▸ PROBLEM
Pick out each line containing the string "went" and copy it.

▸ LISTED RECORDS
★ ★ ★ ★ ★ ★ ★
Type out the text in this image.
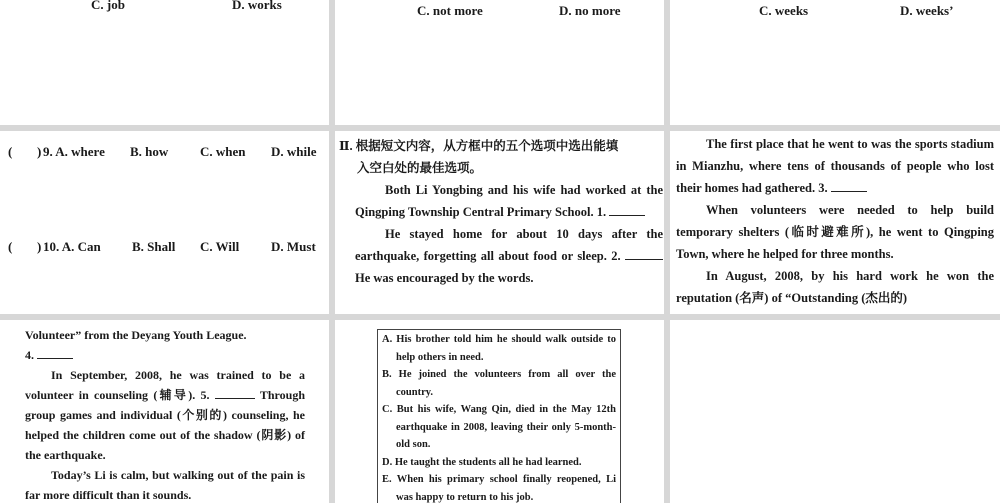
C. job	D. works	C. not more	D. no more	C. weeks	D. weeks’
( ) 9. A. where B. how C. when D. while
( ) 10. A. Can B. Shall C. Will D. Must

Ⅱ. 根据短文内容，从方框中的五个选项中选出能填

入空白处的最佳选项。

Both Li Yongbing and his wife had worked at the Qingping Township Central Primary School. 1.

He stayed home for about 10 days after the earthquake, forgetting all about food or sleep. 2.  He was encouraged by the words.

The first place that he went to was the sports stadium in Mianzhu, where tens of thousands of people who lost their homes had gathered. 3.

When volunteers were needed to help build temporary shelters (临时避难所), he went to Qingping Town, where he helped for three months.

In August, 2008, by his hard work he won the reputation (名声) of “Outstanding (杰出的)

Volunteer” from the Deyang Youth League.

4.

In September, 2008, he was trained to be a volunteer in counseling (辅导). 5.	Through group games and individual (个别的) counseling, he helped the children come out of the shadow (阴影) of the earthquake.

Today’s Li is calm, but walking out of the pain is far more difficult than it sounds.

A. His brother told him he should walk outside to help others in need.
B. He joined the volunteers from all over the country.
C. But his wife, Wang Qin, died in the May 12th earthquake in 2008, leaving their only 5-month-old son.
D. He taught the students all he had learned.
E. When his primary school finally reopened, Li was happy to return to his job.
★ ★ ★ ★ ★ ★ ★
▸ COMPLETED EXERCISE
The first place that he went to was the sports stadium in Mianzhu, where tens of thousands of people who lost their homes had gathered. 3.
When volunteers were needed to help build temporary shelters (临时避难所), he went to Qingping Town, where he helped for three months.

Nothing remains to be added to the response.